++++ Extracted records

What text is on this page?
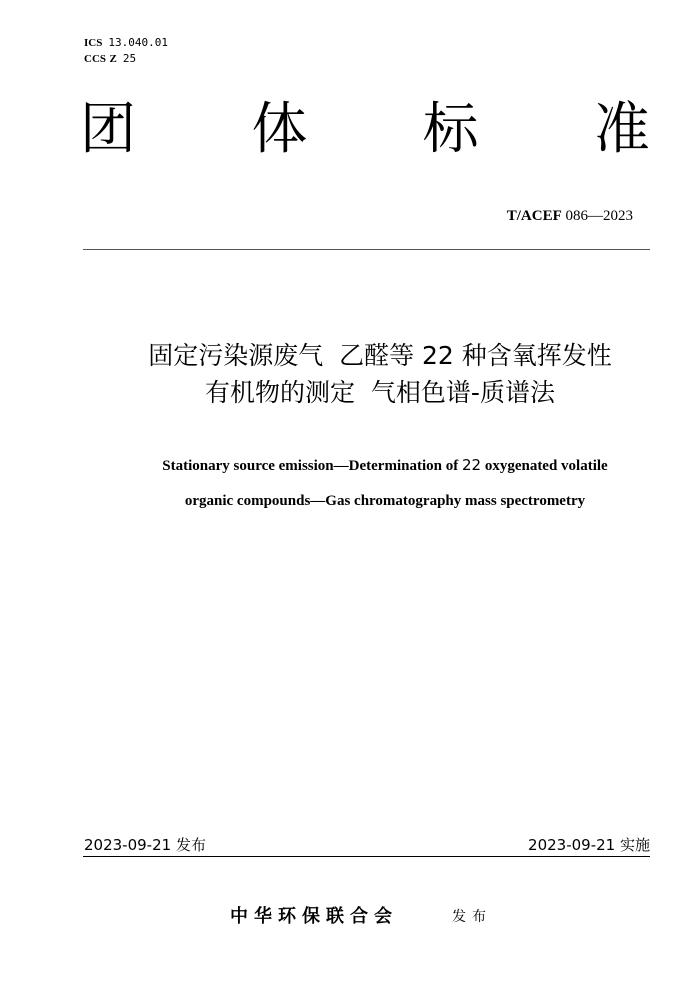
ICS 13.040.01
CCS Z 25
团 体 标 准
T/ACEF 086—2023
固定污染源废气  乙醛等 22 种含氧挥发性
有机物的测定  气相色谱-质谱法
Stationary source emission—Determination of 22 oxygenated volatile
organic compounds—Gas chromatography mass spectrometry
2023-09-21 发布	2023-09-21 实施
中华环保联合会	发布
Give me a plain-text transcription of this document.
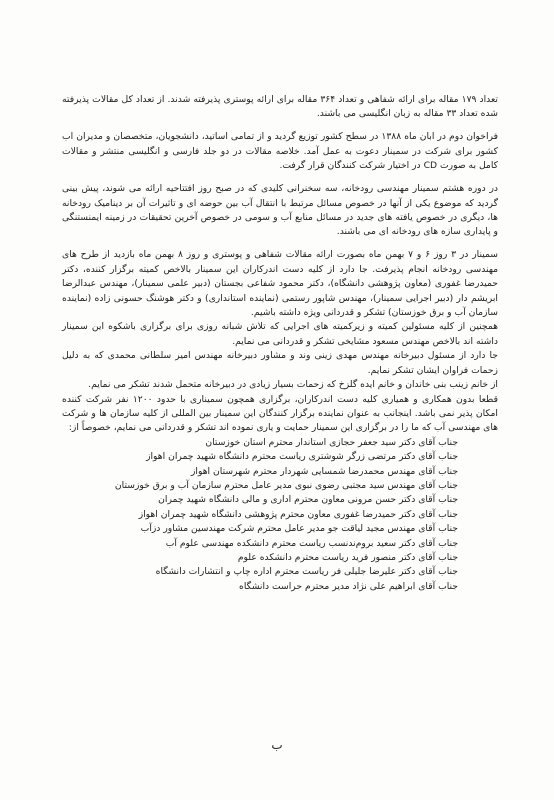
تعداد ۱۷۹ مقاله برای ارائه شفاهی و تعداد ۳۶۴ مقاله برای ارائه پوستری پذیرفته شدند. از تعداد کل مقالات پذیرفته شده تعداد ۳۳ مقاله به زبان انگلیسی می باشند.

فراخوان دوم در ابان ماه ۱۳۸۸ در سطح کشور توزیع گردید و از تمامی اساتید، دانشجویان، متخصصان و مدیران اب کشور برای شرکت در سمینار دعوت به عمل آمد. خلاصه مقالات در دو جلد فارسی و انگلیسی منتشر و مقالات کامل به صورت CD در اختیار شرکت کنندگان قرار گرفت.

در دوره هشتم سمینار مهندسی رودخانه، سه سخنرانی کلیدی که در صبح روز افتتاحیه ارائه می شوند، پیش بینی گردید که موضوع یکی از آنها در خصوص مسائل مرتبط با انتقال آب بین حوضه ای و تاثیرات آن بر دینامیک رودخانه ها، دیگری در خصوص یافته های جدید در مسائل منابع آب و سومی در خصوص آخرین تحقیقات در زمینه ایمنستنگی و پایداری سازه های رودخانه ای می باشند.

سمینار در ۳ روز ۶ و ۷ بهمن ماه بصورت ارائه مقالات شفاهی و پوستری و روز ۸ بهمن ماه بازدید از طرح های مهندسی رودخانه انجام پذیرفت. جا دارد از کلیه دست اندرکاران این سمینار بالاخص کمیته برگزار کننده، دکتر حمیدرضا غفوری (معاون پژوهشی دانشگاه)، دکتر محمود شفاعی بجستان (دبیر علمی سمینار)، مهندس عبدالرضا ابریشم دار (دبیر اجرایی سمینار)، مهندس شاپور رستمی (نماینده استانداری) و دکتر هوشنگ حسونی زاده (نماینده سازمان آب و برق خوزستان) تشکر و قدردانی ویژه داشته باشیم.

همچنین از کلیه مسئولین کمیته و زیرکمیته های اجرایی که تلاش شبانه روزی برای برگزاری باشکوه این سمینار داشته اند بالاخص مهندس مسعود مشایخی تشکر و قدردانی می نمایم.

جا دارد از مسئول دبیرخانه مهندس مهدی زینی وند و مشاور دبیرخانه مهندس امیر سلطانی محمدی که به دلیل زحمات فراوان ایشان تشکر نمایم.

از خانم زینب بنی خاندان و خانم ایده گلزخ که زحمات بسیار زیادی در دبیرخانه متحمل شدند تشکر می نمایم.

قطعا بدون همکاری و همیاری کلیه دست اندرکاران، برگزاری همچون سمیناری با حدود ۱۲۰۰ نفر شرکت کننده امکان پذیر نمی باشد. اینجانب به عنوان نماینده برگزار کنندگان این سمینار بین المللی از کلیه سازمان ها و شرکت های مهندسی آب که ما را در برگزاری این سمینار حمایت و یاری نموده اند تشکر و قدردانی می نمایم، خصوصاً از:

جناب آقای دکتر سید جعفر حجازی استاندار محترم استان خوزستان
جناب آقای دکتر مرتضی زرگر شوشتری ریاست محترم دانشگاه شهید چمران اهواز
جناب آقای مهندس محمدرضا شمسایی شهردار محترم شهرستان اهواز
جناب آقای مهندس سید مجتبی رضوی نبوی مدیر عامل محترم سازمان آب و برق خوزستان
جناب آقای دکتر حسن مرونی معاون محترم اداری و مالی دانشگاه شهید چمران
جناب آقای دکتر حمیدرضا غفوری معاون محترم پژوهشی دانشگاه شهید چمران اهواز
جناب آقای مهندس مجید لیاقت جو مدیر عامل محترم شرکت مهندسین مشاور دزآب
جناب آقای دکتر سعید بروم‌ندنسب ریاست محترم دانشکده مهندسی علوم آب
جناب آقای دکتر منصور فرید ریاست محترم دانشکده علوم
جناب آقای دکتر علیرضا جلیلی فر ریاست محترم اداره چاپ و انتشارات دانشگاه
جناب آقای ابراهیم علی نژاد مدیر محترم حراست دانشگاه
ب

++++++++

#### [Exercise details]
With the pictures left out, transcribe the material exactly.

#### [Solved exercise]
What text is on this page?
ICS 13.040.01
CCS Z 25
团 体 标 准
T/ACEF 086—2023
固定污染源废气  乙醛等 22 种含氧挥发性
有机物的测定  气相色谱-质谱法
Stationary source emission—Determination of 22 oxygenated volatile
organic compounds—Gas chromatography mass spectrometry
2023-09-21 发布	2023-09-21 实施
中华环保联合会	发布
Give me a plain-text transcription of this document.
تعداد ۱۷۹ مقاله برای ارائه شفاهی و تعداد ۳۶۴ مقاله برای ارائه پوستری پذیرفته شدند. از تعداد کل مقالات پذیرفته شده تعداد ۳۳ مقاله به زبان انگلیسی می باشند.

فراخوان دوم در ابان ماه ۱۳۸۸ در سطح کشور توزیع گردید و از تمامی اساتید، دانشجویان، متخصصان و مدیران اب کشور برای شرکت در سمینار دعوت به عمل آمد. خلاصه مقالات در دو جلد فارسی و انگلیسی منتشر و مقالات کامل به صورت CD در اختیار شرکت کنندگان قرار گرفت.

در دوره هشتم سمینار مهندسی رودخانه، سه سخنرانی کلیدی که در صبح روز افتتاحیه ارائه می شوند، پیش بینی گردید که موضوع یکی از آنها در خصوص مسائل مرتبط با انتقال آب بین حوضه ای و تاثیرات آن بر دینامیک رودخانه ها، دیگری در خصوص یافته های جدید در مسائل منابع آب و سومی در خصوص آخرین تحقیقات در زمینه ایمنستنگی و پایداری سازه های رودخانه ای می باشند.

سمینار در ۳ روز ۶ و ۷ بهمن ماه بصورت ارائه مقالات شفاهی و پوستری و روز ۸ بهمن ماه بازدید از طرح های مهندسی رودخانه انجام پذیرفت. جا دارد از کلیه دست اندرکاران این سمینار بالاخص کمیته برگزار کننده، دکتر حمیدرضا غفوری (معاون پژوهشی دانشگاه)، دکتر محمود شفاعی بجستان (دبیر علمی سمینار)، مهندس عبدالرضا ابریشم دار (دبیر اجرایی سمینار)، مهندس شاپور رستمی (نماینده استانداری) و دکتر هوشنگ حسونی زاده (نماینده سازمان آب و برق خوزستان) تشکر و قدردانی ویژه داشته باشیم.

همچنین از کلیه مسئولین کمیته و زیرکمیته های اجرایی که تلاش شبانه روزی برای برگزاری باشکوه این سمینار داشته اند بالاخص مهندس مسعود مشایخی تشکر و قدردانی می نمایم.

جا دارد از مسئول دبیرخانه مهندس مهدی زینی وند و مشاور دبیرخانه مهندس امیر سلطانی محمدی که به دلیل زحمات فراوان ایشان تشکر نمایم.

از خانم زینب بنی خاندان و خانم ایده گلزخ که زحمات بسیار زیادی در دبیرخانه متحمل شدند تشکر می نمایم.

قطعا بدون همکاری و همیاری کلیه دست اندرکاران، برگزاری همچون سمیناری با حدود ۱۲۰۰ نفر شرکت کننده امکان پذیر نمی باشد. اینجانب به عنوان نماینده برگزار کنندگان این سمینار بین المللی از کلیه سازمان ها و شرکت های مهندسی آب که ما را در برگزاری این سمینار حمایت و یاری نموده اند تشکر و قدردانی می نمایم، خصوصاً از:

جناب آقای دکتر سید جعفر حجازی استاندار محترم استان خوزستان
جناب آقای دکتر مرتضی زرگر شوشتری ریاست محترم دانشگاه شهید چمران اهواز
جناب آقای مهندس محمدرضا شمسایی شهردار محترم شهرستان اهواز
جناب آقای مهندس سید مجتبی رضوی نبوی مدیر عامل محترم سازمان آب و برق خوزستان
جناب آقای دکتر حسن مرونی معاون محترم اداری و مالی دانشگاه شهید چمران
جناب آقای دکتر حمیدرضا غفوری معاون محترم پژوهشی دانشگاه شهید چمران اهواز
جناب آقای مهندس مجید لیاقت جو مدیر عامل محترم شرکت مهندسین مشاور دزآب
جناب آقای دکتر سعید بروم‌ندنسب ریاست محترم دانشکده مهندسی علوم آب
جناب آقای دکتر منصور فرید ریاست محترم دانشکده علوم
جناب آقای دکتر علیرضا جلیلی فر ریاست محترم اداره چاپ و انتشارات دانشگاه
جناب آقای ابراهیم علی نژاد مدیر محترم حراست دانشگاه
ب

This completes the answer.